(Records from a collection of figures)
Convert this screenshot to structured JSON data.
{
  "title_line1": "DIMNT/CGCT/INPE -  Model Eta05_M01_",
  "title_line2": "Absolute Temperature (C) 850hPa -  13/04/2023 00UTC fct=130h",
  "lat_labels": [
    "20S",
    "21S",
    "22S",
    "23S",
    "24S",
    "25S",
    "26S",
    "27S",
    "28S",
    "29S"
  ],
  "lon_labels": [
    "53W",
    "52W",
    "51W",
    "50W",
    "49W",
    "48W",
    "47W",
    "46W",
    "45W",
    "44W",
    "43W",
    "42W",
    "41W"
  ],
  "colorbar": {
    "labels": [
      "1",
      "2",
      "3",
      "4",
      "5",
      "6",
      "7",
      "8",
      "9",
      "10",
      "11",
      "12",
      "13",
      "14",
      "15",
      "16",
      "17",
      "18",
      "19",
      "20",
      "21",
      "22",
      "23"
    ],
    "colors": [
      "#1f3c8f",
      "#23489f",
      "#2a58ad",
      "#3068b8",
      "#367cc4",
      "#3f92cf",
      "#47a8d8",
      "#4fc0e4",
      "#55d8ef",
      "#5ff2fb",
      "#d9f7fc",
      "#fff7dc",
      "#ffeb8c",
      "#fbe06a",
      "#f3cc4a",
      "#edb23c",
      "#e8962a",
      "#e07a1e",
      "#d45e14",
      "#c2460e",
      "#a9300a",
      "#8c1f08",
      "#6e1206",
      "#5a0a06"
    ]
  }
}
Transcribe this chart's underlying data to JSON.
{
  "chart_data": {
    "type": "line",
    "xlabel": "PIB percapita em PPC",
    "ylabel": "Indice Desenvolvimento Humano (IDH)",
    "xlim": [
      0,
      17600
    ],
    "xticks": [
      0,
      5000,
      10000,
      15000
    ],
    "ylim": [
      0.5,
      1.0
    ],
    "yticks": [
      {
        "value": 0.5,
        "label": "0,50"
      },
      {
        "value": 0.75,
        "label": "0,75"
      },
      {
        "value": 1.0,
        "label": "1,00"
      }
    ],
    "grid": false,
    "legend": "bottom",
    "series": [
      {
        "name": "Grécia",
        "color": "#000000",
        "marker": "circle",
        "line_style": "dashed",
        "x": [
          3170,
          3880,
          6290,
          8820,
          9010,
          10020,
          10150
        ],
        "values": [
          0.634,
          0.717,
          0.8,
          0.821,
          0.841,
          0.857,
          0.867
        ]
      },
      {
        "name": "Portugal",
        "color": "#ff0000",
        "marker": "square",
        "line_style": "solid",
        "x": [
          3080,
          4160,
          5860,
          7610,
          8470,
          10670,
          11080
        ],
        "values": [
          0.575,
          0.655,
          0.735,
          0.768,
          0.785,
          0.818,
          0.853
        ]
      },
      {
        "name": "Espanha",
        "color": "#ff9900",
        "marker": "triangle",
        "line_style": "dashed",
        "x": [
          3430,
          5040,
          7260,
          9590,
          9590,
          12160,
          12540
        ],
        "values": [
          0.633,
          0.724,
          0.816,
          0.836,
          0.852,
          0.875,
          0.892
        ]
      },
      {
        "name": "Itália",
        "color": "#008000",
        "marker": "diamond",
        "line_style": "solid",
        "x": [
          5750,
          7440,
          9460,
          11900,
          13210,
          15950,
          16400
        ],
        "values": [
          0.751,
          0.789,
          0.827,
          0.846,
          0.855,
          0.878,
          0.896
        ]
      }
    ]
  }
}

** Exercise **
Please quote the data above in full, with no line missing.

** Answer **
Convert this screenshot to structured JSON data.
{
  "title_line1": "DIMNT/CGCT/INPE -  Model Eta05_M01_",
  "title_line2": "Absolute Temperature (C) 850hPa -  13/04/2023 00UTC fct=130h",
  "lat_labels": [
    "20S",
    "21S",
    "22S",
    "23S",
    "24S",
    "25S",
    "26S",
    "27S",
    "28S",
    "29S"
  ],
  "lon_labels": [
    "53W",
    "52W",
    "51W",
    "50W",
    "49W",
    "48W",
    "47W",
    "46W",
    "45W",
    "44W",
    "43W",
    "42W",
    "41W"
  ],
  "colorbar": {
    "labels": [
      "1",
      "2",
      "3",
      "4",
      "5",
      "6",
      "7",
      "8",
      "9",
      "10",
      "11",
      "12",
      "13",
      "14",
      "15",
      "16",
      "17",
      "18",
      "19",
      "20",
      "21",
      "22",
      "23"
    ],
    "colors": [
      "#1f3c8f",
      "#23489f",
      "#2a58ad",
      "#3068b8",
      "#367cc4",
      "#3f92cf",
      "#47a8d8",
      "#4fc0e4",
      "#55d8ef",
      "#5ff2fb",
      "#d9f7fc",
      "#fff7dc",
      "#ffeb8c",
      "#fbe06a",
      "#f3cc4a",
      "#edb23c",
      "#e8962a",
      "#e07a1e",
      "#d45e14",
      "#c2460e",
      "#a9300a",
      "#8c1f08",
      "#6e1206",
      "#5a0a06"
    ]
  }
}
Transcribe this chart's underlying data to JSON.
{
  "chart_data": {
    "type": "line",
    "xlabel": "PIB percapita em PPC",
    "ylabel": "Indice Desenvolvimento Humano (IDH)",
    "xlim": [
      0,
      17600
    ],
    "xticks": [
      0,
      5000,
      10000,
      15000
    ],
    "ylim": [
      0.5,
      1.0
    ],
    "yticks": [
      {
        "value": 0.5,
        "label": "0,50"
      },
      {
        "value": 0.75,
        "label": "0,75"
      },
      {
        "value": 1.0,
        "label": "1,00"
      }
    ],
    "grid": false,
    "legend": "bottom",
    "series": [
      {
        "name": "Grécia",
        "color": "#000000",
        "marker": "circle",
        "line_style": "dashed",
        "x": [
          3170,
          3880,
          6290,
          8820,
          9010,
          10020,
          10150
        ],
        "values": [
          0.634,
          0.717,
          0.8,
          0.821,
          0.841,
          0.857,
          0.867
        ]
      },
      {
        "name": "Portugal",
        "color": "#ff0000",
        "marker": "square",
        "line_style": "solid",
        "x": [
          3080,
          4160,
          5860,
          7610,
          8470,
          10670,
          11080
        ],
        "values": [
          0.575,
          0.655,
          0.735,
          0.768,
          0.785,
          0.818,
          0.853
        ]
      },
      {
        "name": "Espanha",
        "color": "#ff9900",
        "marker": "triangle",
        "line_style": "dashed",
        "x": [
          3430,
          5040,
          7260,
          9590,
          9590,
          12160,
          12540
        ],
        "values": [
          0.633,
          0.724,
          0.816,
          0.836,
          0.852,
          0.875,
          0.892
        ]
      },
      {
        "name": "Itália",
        "color": "#008000",
        "marker": "diamond",
        "line_style": "solid",
        "x": [
          5750,
          7440,
          9460,
          11900,
          13210,
          15950,
          16400
        ],
        "values": [
          0.751,
          0.789,
          0.827,
          0.846,
          0.855,
          0.878,
          0.896
        ]
      }
    ]
  }
}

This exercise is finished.